WHAT TO DO :: Count the lines that include the string "clienti", and give only that number.

--- start of MATERIAL ---

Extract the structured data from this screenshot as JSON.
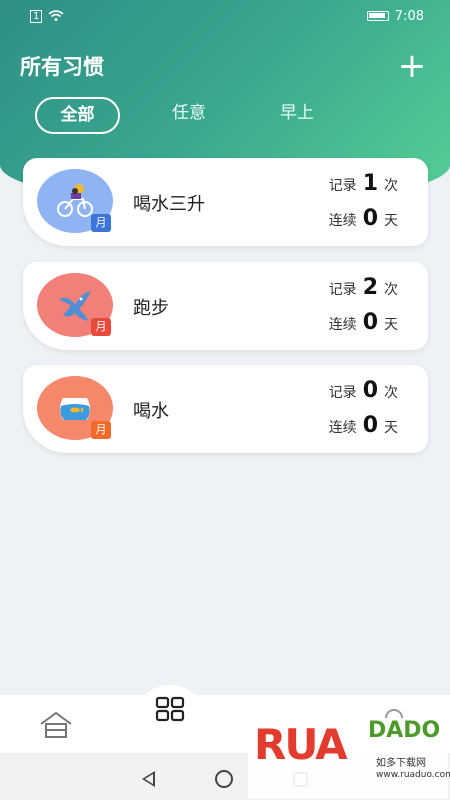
{
  "status_bar": {
    "left_indicator": "1",
    "time": "7:08"
  },
  "header": {
    "title": "所有习惯",
    "add_label": "+"
  },
  "tabs": [
    {
      "label": "全部",
      "active": true
    },
    {
      "label": "任意",
      "active": false
    },
    {
      "label": "早上",
      "active": false
    }
  ],
  "habits": [
    {
      "name": "喝水三升",
      "icon": "cyclist-icon",
      "badge": "月",
      "record_label": "记录",
      "record_count": "1",
      "record_unit": "次",
      "streak_label": "连续",
      "streak_count": "0",
      "streak_unit": "天",
      "color": "#8fb4f3"
    },
    {
      "name": "跑步",
      "icon": "bird-icon",
      "badge": "月",
      "record_label": "记录",
      "record_count": "2",
      "record_unit": "次",
      "streak_label": "连续",
      "streak_count": "0",
      "streak_unit": "天",
      "color": "#f27f78"
    },
    {
      "name": "喝水",
      "icon": "fishbowl-icon",
      "badge": "月",
      "record_label": "记录",
      "record_count": "0",
      "record_unit": "次",
      "streak_label": "连续",
      "streak_count": "0",
      "streak_unit": "天",
      "color": "#f5876b"
    }
  ],
  "bottom_nav": {
    "items": [
      "home-icon",
      "grid-icon",
      "profile-icon"
    ]
  },
  "watermark": {
    "logo": "RUANDADO",
    "cn": "如多下载网",
    "url": "www.ruaduo.com"
  }
}
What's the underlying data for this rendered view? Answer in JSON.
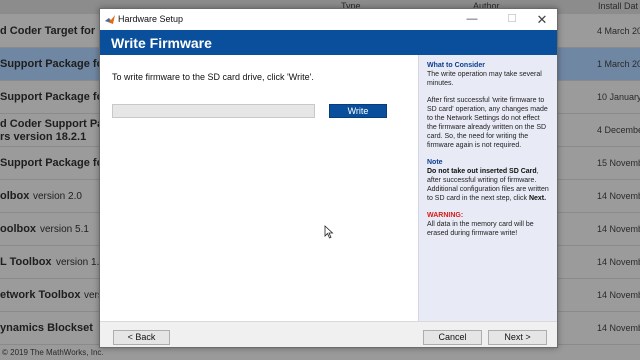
{
  "background": {
    "columns": {
      "type": "Type",
      "author": "Author",
      "install_date": "Install Dat"
    },
    "rows": [
      {
        "title": "d Coder Target for Ea",
        "version": "",
        "date": "4 March 20",
        "selected": false
      },
      {
        "title": "Support Package for",
        "version": "",
        "date": "1 March 20",
        "selected": true
      },
      {
        "title": "Support Package for",
        "version": "",
        "date": "10 January",
        "selected": false
      },
      {
        "title": "d Coder Support Pac",
        "version": "",
        "date": "4 December",
        "selected": false
      },
      {
        "title": "Support Package for",
        "version": "",
        "date": "15 Novembe",
        "selected": false
      },
      {
        "title": "olbox",
        "version": "version 2.0",
        "date": "14 Novembe",
        "selected": false
      },
      {
        "title": "oolbox",
        "version": "version 5.1",
        "date": "14 Novembe",
        "selected": false
      },
      {
        "title": "L Toolbox",
        "version": "version 1.7",
        "date": "14 Novembe",
        "selected": false
      },
      {
        "title": "etwork Toolbox",
        "version": "versio",
        "date": "14 Novembe",
        "selected": false
      },
      {
        "title": "ynamics Blockset",
        "version": "",
        "date": "14 Novembe",
        "selected": false
      }
    ],
    "row4_sub": "rs version 18.2.1",
    "copyright": "© 2019 The MathWorks, Inc."
  },
  "dialog": {
    "window_title": "Hardware Setup",
    "controls": {
      "minimize": "—",
      "maximize": "☐",
      "close": "✕"
    },
    "banner_title": "Write Firmware",
    "instruction": "To write firmware to the SD card drive, click 'Write'.",
    "progress_fraction": 0,
    "write_label": "Write",
    "side": {
      "consider_heading": "What to Consider",
      "consider_p1": "The write operation may take several minutes.",
      "consider_p2": "After first successful 'write firmware to SD card' operation, any changes made to the Network Settings do not effect the firmware already written on the SD card. So, the need for writing the firmware again is not required.",
      "note_heading": "Note",
      "note_bold": "Do not take out inserted SD Card",
      "note_text": ", after successful writing of firmware. Additional configuration files are written to SD card in the next step, click ",
      "note_next": "Next.",
      "warning_heading": "WARNING:",
      "warning_text": "All data in the memory card will be erased during firmware write!"
    },
    "footer": {
      "back": "< Back",
      "cancel": "Cancel",
      "next": "Next >"
    }
  },
  "colors": {
    "banner": "#0a4f9c",
    "side_panel": "#e8ebf5",
    "warning": "#d41b1b",
    "heading": "#0b3e8f"
  }
}
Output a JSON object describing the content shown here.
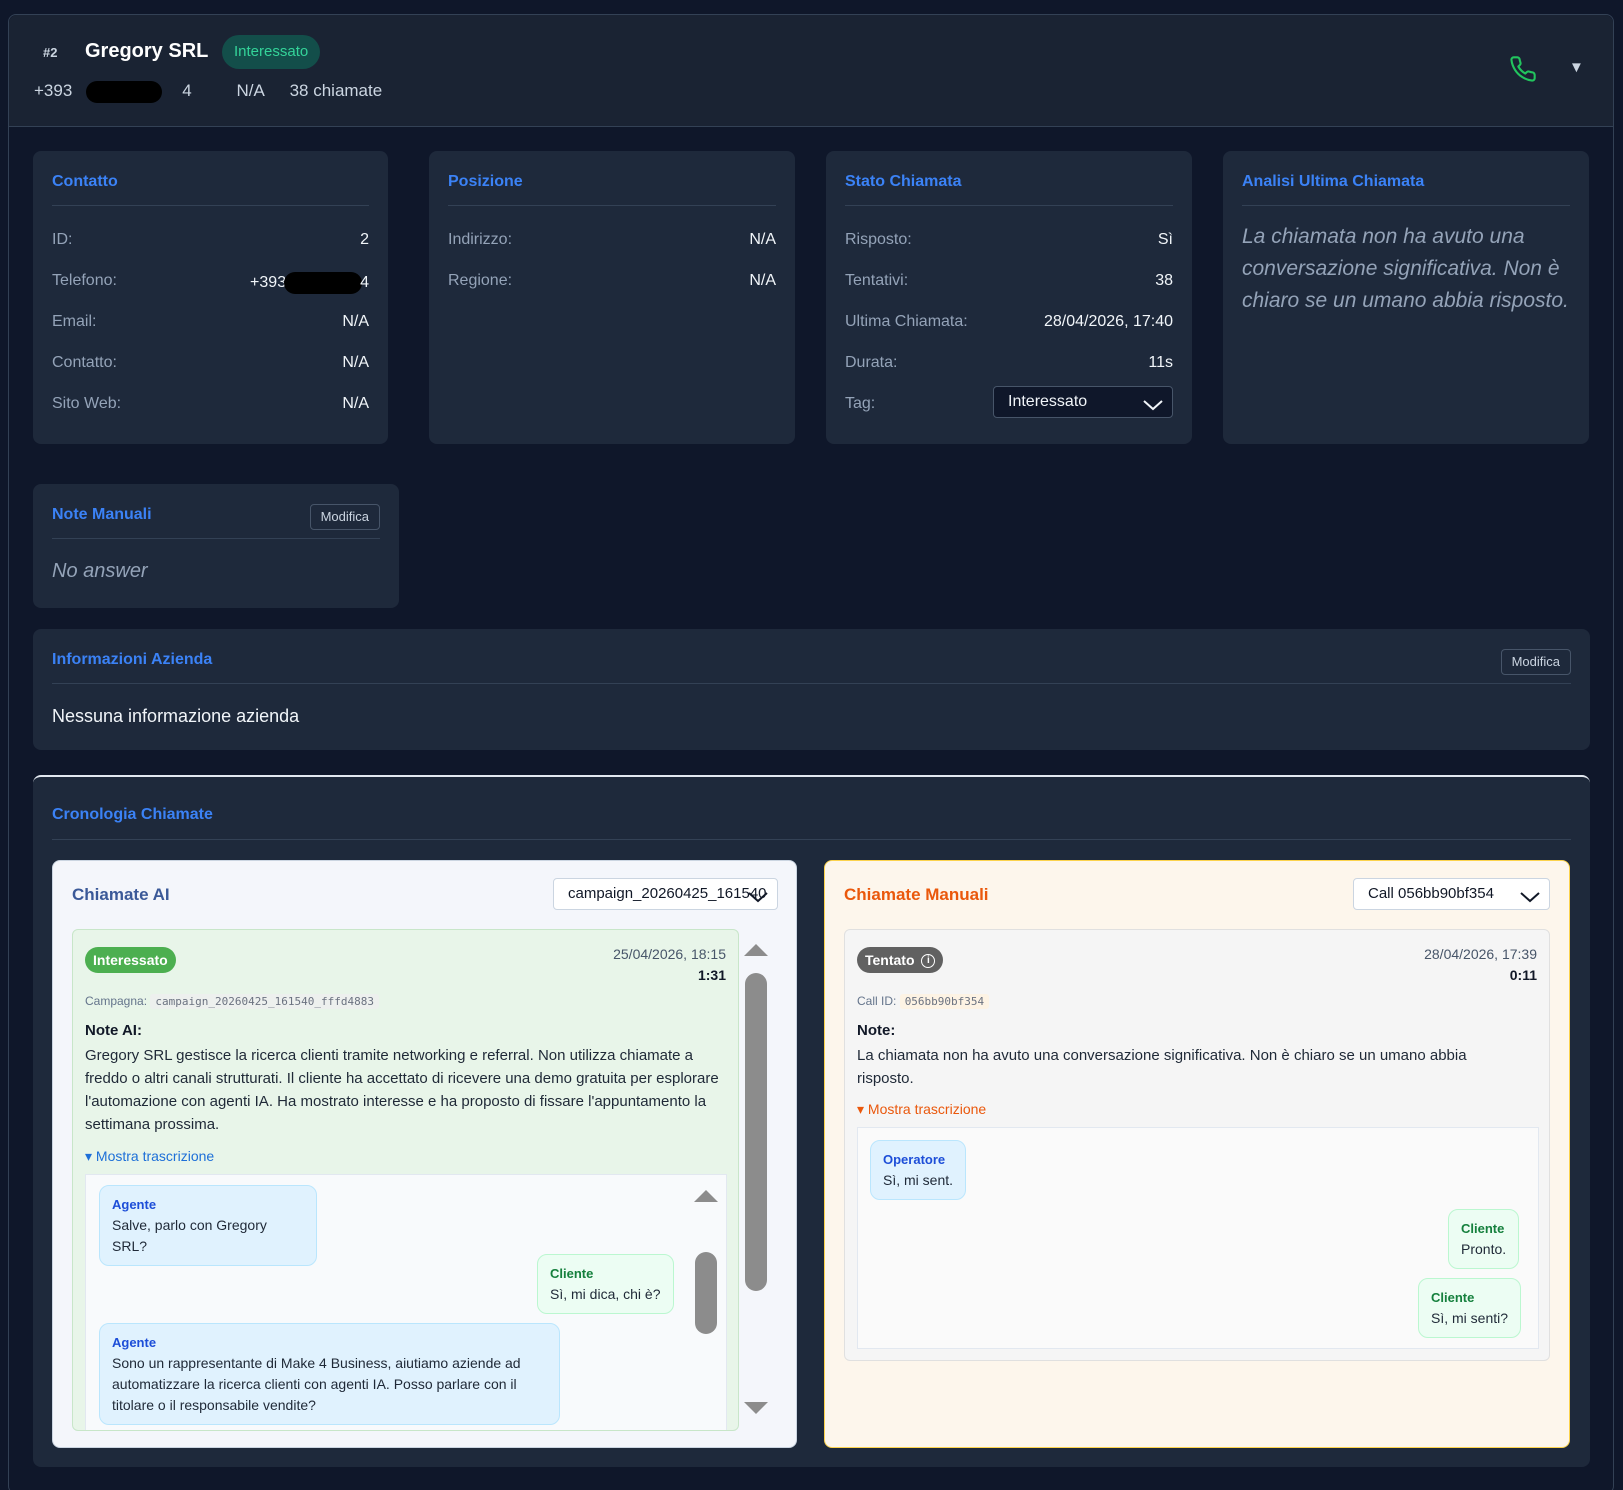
{
  "header": {
    "hash": "#2",
    "company": "Gregory SRL",
    "status_badge": "Interessato",
    "phone_prefix": "+393",
    "phone_suffix": "4",
    "location": "N/A",
    "calls_count": "38 chiamate"
  },
  "contact": {
    "title": "Contatto",
    "rows": [
      {
        "label": "ID:",
        "value": "2"
      },
      {
        "label": "Telefono:",
        "value_prefix": "+393",
        "value_suffix": "4"
      },
      {
        "label": "Email:",
        "value": "N/A"
      },
      {
        "label": "Contatto:",
        "value": "N/A"
      },
      {
        "label": "Sito Web:",
        "value": "N/A"
      }
    ]
  },
  "position": {
    "title": "Posizione",
    "rows": [
      {
        "label": "Indirizzo:",
        "value": "N/A"
      },
      {
        "label": "Regione:",
        "value": "N/A"
      }
    ]
  },
  "call_state": {
    "title": "Stato Chiamata",
    "rows": [
      {
        "label": "Risposto:",
        "value": "Sì"
      },
      {
        "label": "Tentativi:",
        "value": "38"
      },
      {
        "label": "Ultima Chiamata:",
        "value": "28/04/2026, 17:40"
      },
      {
        "label": "Durata:",
        "value": "11s"
      },
      {
        "label": "Tag:",
        "value": "Interessato"
      }
    ]
  },
  "analysis": {
    "title": "Analisi Ultima Chiamata",
    "text": "La chiamata non ha avuto una conversazione significativa. Non è chiaro se un umano abbia risposto."
  },
  "notes": {
    "title": "Note Manuali",
    "edit_label": "Modifica",
    "text": "No answer"
  },
  "company_info": {
    "title": "Informazioni Azienda",
    "edit_label": "Modifica",
    "text": "Nessuna informazione azienda"
  },
  "history": {
    "title": "Cronologia Chiamate",
    "ai": {
      "title": "Chiamate AI",
      "selected": "campaign_20260425_161540",
      "status": "Interessato",
      "datetime": "25/04/2026, 18:15",
      "duration": "1:31",
      "campaign_label": "Campagna:",
      "campaign_id": "campaign_20260425_161540_fffd4883",
      "note_heading": "Note AI:",
      "note": "Gregory SRL gestisce la ricerca clienti tramite networking e referral. Non utilizza chiamate a freddo o altri canali strutturati. Il cliente ha accettato di ricevere una demo gratuita per esplorare l'automazione con agenti IA. Ha mostrato interesse e ha proposto di fissare l'appuntamento la settimana prossima.",
      "toggle": "▾ Mostra trascrizione",
      "transcript": [
        {
          "speaker": "Agente",
          "text": "Salve, parlo con Gregory SRL?"
        },
        {
          "speaker": "Cliente",
          "text": "Sì, mi dica, chi è?"
        },
        {
          "speaker": "Agente",
          "text": "Sono un rappresentante di Make 4 Business, aiutiamo aziende ad automatizzare la ricerca clienti con agenti IA. Posso parlare con il titolare o il responsabile vendite?"
        }
      ]
    },
    "manual": {
      "title": "Chiamate Manuali",
      "selected": "Call 056bb90bf354",
      "status": "Tentato",
      "datetime": "28/04/2026, 17:39",
      "duration": "0:11",
      "callid_label": "Call ID:",
      "call_id": "056bb90bf354",
      "note_heading": "Note:",
      "note": "La chiamata non ha avuto una conversazione significativa. Non è chiaro se un umano abbia risposto.",
      "toggle": "▾ Mostra trascrizione",
      "transcript": [
        {
          "speaker": "Operatore",
          "text": "Sì, mi sent."
        },
        {
          "speaker": "Cliente",
          "text": "Pronto."
        },
        {
          "speaker": "Cliente",
          "text": "Sì, mi senti?"
        }
      ]
    }
  },
  "colors": {
    "accent": "#3b82f6",
    "success": "#34d399",
    "manual_accent": "#ea580c"
  }
}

--- end of MATERIAL ---

REPLY TO THE TASK :: 2